* [EXERCISE OBJECTIVE]
Print, exactly as given, each line of the data from the line containing "What text is on this page?" up to and including its last line.

* [DATA PROVIDED]
------------------------------------------------------------------------
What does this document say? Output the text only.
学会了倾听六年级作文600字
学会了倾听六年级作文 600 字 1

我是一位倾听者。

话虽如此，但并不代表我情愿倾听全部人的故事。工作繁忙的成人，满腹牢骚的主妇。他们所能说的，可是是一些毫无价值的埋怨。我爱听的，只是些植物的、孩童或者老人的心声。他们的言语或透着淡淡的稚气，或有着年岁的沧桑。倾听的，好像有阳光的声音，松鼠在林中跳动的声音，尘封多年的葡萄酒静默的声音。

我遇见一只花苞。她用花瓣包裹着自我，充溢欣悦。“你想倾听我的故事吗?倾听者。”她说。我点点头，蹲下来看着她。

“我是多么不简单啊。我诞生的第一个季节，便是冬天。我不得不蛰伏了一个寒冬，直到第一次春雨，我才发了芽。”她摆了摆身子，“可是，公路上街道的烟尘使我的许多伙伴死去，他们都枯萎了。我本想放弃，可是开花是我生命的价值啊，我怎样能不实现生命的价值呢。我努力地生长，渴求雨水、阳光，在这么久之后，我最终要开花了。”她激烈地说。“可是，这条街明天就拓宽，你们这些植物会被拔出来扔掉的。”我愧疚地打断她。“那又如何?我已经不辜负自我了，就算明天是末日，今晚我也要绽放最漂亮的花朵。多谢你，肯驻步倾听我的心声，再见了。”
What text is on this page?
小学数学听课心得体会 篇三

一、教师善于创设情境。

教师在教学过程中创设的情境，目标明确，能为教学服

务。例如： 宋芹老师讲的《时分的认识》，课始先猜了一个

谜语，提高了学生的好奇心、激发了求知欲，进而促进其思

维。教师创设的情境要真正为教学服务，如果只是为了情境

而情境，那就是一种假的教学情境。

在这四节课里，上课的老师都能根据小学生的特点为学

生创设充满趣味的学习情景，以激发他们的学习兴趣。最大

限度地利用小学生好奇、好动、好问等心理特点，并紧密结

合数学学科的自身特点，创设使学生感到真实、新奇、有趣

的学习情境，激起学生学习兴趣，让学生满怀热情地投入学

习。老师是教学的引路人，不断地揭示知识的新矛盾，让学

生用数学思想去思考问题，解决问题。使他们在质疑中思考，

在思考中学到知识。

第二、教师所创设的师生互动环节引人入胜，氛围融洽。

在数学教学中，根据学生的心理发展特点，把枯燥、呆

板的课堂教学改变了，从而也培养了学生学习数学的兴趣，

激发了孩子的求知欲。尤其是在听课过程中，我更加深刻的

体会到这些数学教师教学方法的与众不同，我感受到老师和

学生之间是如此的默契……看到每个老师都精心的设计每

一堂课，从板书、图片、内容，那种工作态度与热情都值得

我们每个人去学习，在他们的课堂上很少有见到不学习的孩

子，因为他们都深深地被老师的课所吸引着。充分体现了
------------------------------------------------------------------------
* [ANSWER TO THIS EXERCISE]
What text is on this page?
小学数学听课心得体会 篇三

一、教师善于创设情境。

教师在教学过程中创设的情境，目标明确，能为教学服

务。例如： 宋芹老师讲的《时分的认识》，课始先猜了一个

谜语，提高了学生的好奇心、激发了求知欲，进而促进其思

维。教师创设的情境要真正为教学服务，如果只是为了情境

而情境，那就是一种假的教学情境。

在这四节课里，上课的老师都能根据小学生的特点为学

生创设充满趣味的学习情景，以激发他们的学习兴趣。最大

限度地利用小学生好奇、好动、好问等心理特点，并紧密结

合数学学科的自身特点，创设使学生感到真实、新奇、有趣

的学习情境，激起学生学习兴趣，让学生满怀热情地投入学

习。老师是教学的引路人，不断地揭示知识的新矛盾，让学

生用数学思想去思考问题，解决问题。使他们在质疑中思考，

在思考中学到知识。

第二、教师所创设的师生互动环节引人入胜，氛围融洽。

在数学教学中，根据学生的心理发展特点，把枯燥、呆

板的课堂教学改变了，从而也培养了学生学习数学的兴趣，

激发了孩子的求知欲。尤其是在听课过程中，我更加深刻的

体会到这些数学教师教学方法的与众不同，我感受到老师和

学生之间是如此的默契……看到每个老师都精心的设计每

一堂课，从板书、图片、内容，那种工作态度与热情都值得

我们每个人去学习，在他们的课堂上很少有见到不学习的孩

子，因为他们都深深地被老师的课所吸引着。充分体现了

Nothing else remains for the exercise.